#### [Direction]
Copy down every line where the string "Advertising" shows up.

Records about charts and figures
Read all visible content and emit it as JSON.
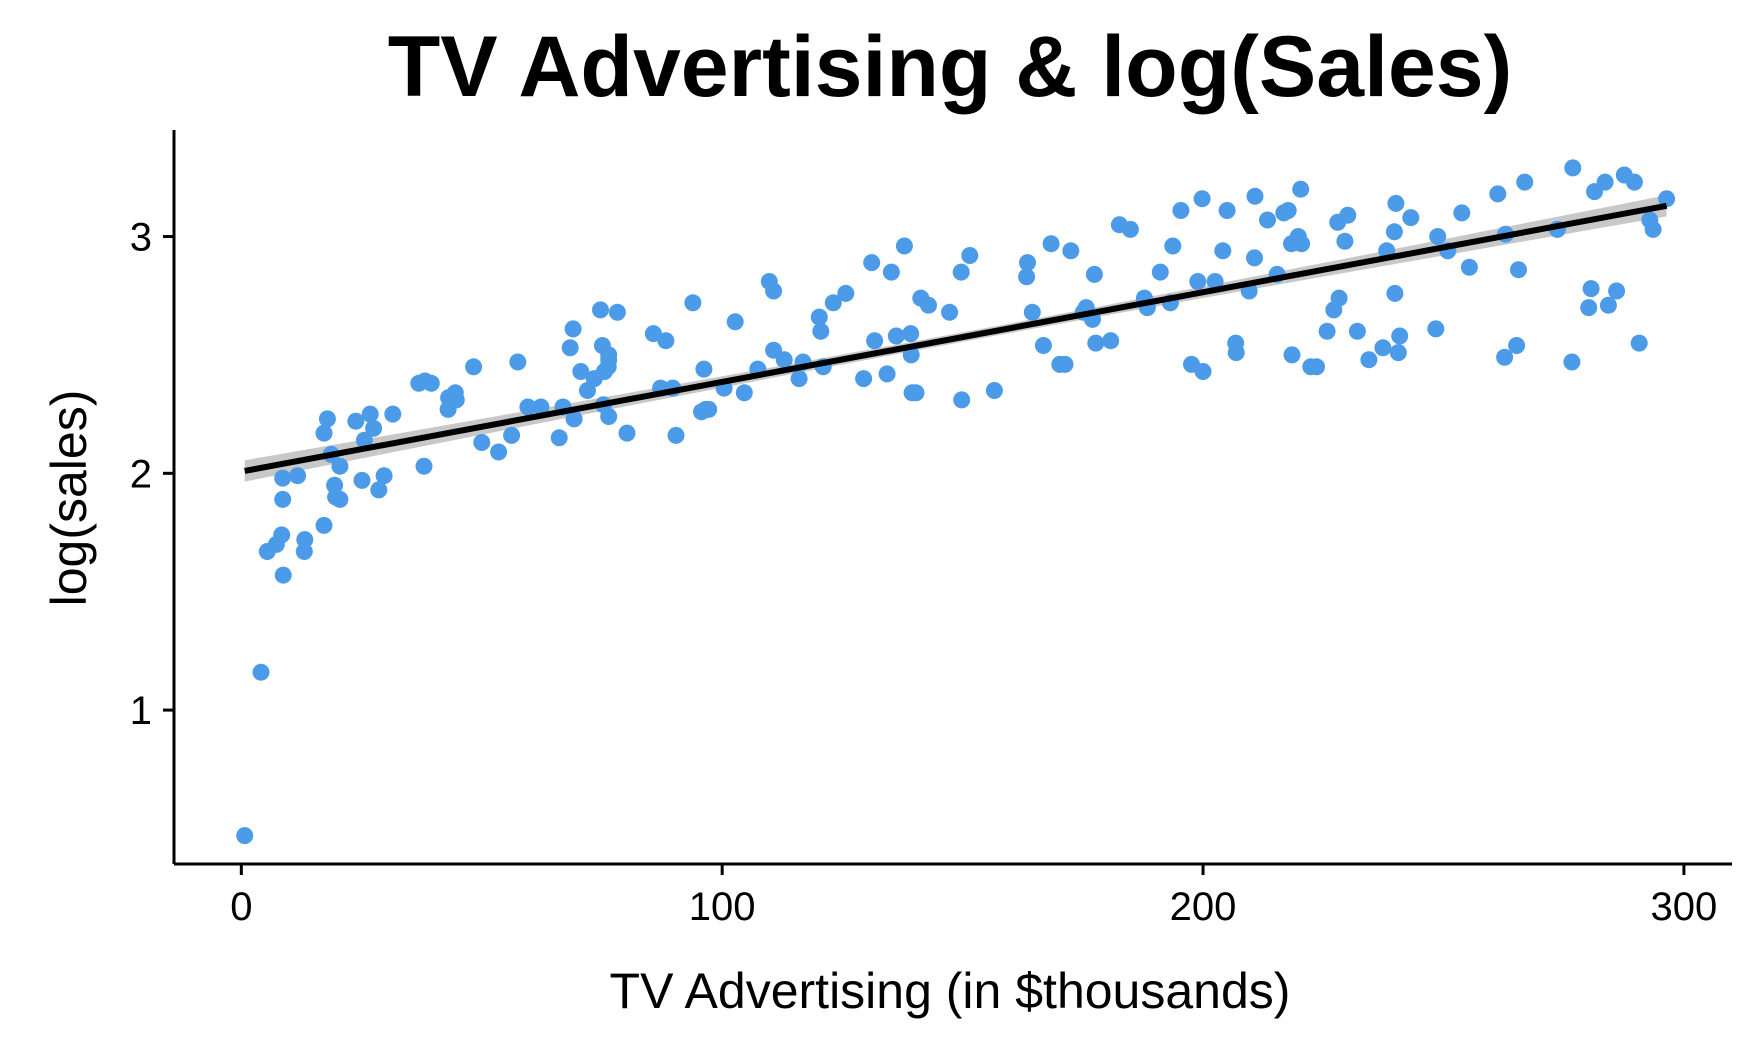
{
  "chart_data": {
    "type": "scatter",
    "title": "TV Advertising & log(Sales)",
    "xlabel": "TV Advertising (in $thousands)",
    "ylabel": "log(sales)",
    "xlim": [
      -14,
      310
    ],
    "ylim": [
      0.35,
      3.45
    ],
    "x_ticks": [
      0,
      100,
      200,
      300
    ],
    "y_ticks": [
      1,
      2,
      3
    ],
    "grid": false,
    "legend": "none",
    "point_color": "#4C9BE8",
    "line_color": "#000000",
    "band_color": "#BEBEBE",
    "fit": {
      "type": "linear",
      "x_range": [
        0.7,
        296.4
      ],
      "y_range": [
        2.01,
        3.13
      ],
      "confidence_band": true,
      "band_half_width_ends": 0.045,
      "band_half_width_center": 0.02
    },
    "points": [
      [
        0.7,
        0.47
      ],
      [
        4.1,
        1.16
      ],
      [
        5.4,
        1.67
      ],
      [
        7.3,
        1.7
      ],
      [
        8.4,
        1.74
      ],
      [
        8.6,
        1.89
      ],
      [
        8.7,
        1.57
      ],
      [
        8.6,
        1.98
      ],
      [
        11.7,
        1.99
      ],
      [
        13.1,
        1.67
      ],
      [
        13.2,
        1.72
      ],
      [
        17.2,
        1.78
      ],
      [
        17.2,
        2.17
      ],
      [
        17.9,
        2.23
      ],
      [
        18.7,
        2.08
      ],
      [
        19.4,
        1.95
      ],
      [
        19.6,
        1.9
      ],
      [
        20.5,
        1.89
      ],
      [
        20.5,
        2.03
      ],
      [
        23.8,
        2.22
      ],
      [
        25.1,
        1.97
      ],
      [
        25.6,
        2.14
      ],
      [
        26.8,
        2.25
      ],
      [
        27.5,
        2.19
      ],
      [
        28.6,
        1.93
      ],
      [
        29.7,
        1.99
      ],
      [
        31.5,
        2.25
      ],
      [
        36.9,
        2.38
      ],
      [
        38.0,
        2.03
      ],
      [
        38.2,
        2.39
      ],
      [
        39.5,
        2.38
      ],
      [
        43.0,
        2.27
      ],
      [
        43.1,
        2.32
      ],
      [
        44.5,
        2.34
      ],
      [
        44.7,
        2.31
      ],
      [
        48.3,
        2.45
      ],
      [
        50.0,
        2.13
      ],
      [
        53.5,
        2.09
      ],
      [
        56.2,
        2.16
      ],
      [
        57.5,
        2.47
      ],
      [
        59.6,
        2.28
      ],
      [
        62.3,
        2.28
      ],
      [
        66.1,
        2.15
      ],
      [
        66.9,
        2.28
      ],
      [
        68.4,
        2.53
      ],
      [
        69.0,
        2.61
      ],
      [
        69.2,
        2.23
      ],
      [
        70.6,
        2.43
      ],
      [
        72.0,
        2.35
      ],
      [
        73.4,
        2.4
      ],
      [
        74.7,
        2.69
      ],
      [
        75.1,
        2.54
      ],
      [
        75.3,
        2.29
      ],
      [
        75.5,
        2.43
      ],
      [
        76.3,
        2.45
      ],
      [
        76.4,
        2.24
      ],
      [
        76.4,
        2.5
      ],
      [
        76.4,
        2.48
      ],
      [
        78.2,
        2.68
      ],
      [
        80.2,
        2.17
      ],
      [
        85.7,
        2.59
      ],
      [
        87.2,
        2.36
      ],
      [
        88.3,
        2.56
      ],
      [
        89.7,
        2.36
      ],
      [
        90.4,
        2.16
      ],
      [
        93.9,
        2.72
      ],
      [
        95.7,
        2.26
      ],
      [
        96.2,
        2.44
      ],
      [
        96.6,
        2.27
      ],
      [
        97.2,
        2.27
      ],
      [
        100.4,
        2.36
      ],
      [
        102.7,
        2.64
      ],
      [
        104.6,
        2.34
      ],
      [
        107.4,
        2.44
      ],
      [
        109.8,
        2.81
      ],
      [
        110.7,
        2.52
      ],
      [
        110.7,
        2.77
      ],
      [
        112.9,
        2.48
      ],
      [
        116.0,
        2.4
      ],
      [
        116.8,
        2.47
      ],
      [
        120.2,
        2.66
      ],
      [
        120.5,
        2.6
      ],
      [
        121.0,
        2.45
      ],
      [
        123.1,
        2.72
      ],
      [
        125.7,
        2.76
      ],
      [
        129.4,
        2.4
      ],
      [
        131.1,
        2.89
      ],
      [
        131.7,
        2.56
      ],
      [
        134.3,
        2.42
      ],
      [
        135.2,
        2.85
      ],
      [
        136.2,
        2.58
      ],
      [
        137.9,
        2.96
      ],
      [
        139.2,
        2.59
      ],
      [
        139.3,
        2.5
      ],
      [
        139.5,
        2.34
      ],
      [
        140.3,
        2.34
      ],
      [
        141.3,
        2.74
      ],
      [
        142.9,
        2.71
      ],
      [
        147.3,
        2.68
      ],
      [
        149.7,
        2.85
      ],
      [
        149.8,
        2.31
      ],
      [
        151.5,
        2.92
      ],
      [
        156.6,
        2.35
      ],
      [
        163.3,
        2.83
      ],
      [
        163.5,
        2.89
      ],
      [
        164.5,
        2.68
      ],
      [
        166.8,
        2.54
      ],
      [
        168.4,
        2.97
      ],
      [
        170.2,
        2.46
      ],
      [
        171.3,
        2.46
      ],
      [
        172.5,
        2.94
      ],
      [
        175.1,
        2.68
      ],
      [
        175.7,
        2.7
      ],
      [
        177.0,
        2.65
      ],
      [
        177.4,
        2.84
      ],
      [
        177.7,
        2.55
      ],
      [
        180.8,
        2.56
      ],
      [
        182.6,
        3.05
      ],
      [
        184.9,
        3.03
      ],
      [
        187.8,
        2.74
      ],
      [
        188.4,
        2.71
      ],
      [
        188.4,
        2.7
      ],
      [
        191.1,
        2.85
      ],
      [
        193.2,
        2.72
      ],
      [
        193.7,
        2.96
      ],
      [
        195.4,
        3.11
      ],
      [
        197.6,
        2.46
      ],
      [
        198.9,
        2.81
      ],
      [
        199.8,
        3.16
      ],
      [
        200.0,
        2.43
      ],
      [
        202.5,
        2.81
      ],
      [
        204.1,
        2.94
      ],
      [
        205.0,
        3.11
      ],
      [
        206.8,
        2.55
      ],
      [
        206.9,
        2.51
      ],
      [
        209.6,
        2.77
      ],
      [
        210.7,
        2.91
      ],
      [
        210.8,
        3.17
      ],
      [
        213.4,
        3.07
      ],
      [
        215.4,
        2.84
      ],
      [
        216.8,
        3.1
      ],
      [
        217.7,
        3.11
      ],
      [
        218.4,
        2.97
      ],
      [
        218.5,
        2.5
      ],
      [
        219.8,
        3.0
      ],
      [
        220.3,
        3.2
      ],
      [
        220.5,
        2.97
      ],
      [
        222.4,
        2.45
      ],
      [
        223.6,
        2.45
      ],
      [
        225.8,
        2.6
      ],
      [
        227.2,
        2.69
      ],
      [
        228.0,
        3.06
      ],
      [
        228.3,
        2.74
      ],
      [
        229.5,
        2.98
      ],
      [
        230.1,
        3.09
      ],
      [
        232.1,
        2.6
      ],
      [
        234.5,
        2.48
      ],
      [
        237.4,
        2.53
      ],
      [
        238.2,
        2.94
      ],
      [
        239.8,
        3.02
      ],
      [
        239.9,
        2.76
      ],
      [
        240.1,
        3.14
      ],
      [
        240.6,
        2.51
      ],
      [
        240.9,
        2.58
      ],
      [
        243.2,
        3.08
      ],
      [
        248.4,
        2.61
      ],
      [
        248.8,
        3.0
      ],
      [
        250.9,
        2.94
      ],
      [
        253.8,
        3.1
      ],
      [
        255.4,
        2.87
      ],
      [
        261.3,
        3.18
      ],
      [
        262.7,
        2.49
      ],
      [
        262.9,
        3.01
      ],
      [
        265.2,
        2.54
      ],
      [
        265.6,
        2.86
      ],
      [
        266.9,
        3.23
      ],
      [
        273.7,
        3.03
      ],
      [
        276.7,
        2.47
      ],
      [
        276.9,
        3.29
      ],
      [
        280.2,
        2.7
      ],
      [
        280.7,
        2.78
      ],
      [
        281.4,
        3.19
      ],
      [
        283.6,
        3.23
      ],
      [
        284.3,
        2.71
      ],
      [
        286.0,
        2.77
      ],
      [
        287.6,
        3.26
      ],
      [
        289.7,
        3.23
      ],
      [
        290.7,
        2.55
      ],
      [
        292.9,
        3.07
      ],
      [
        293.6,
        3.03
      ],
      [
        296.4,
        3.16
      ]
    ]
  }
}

#### [Task response]
    "title": "TV Advertising & log(Sales)",
    "xlabel": "TV Advertising (in $thousands)",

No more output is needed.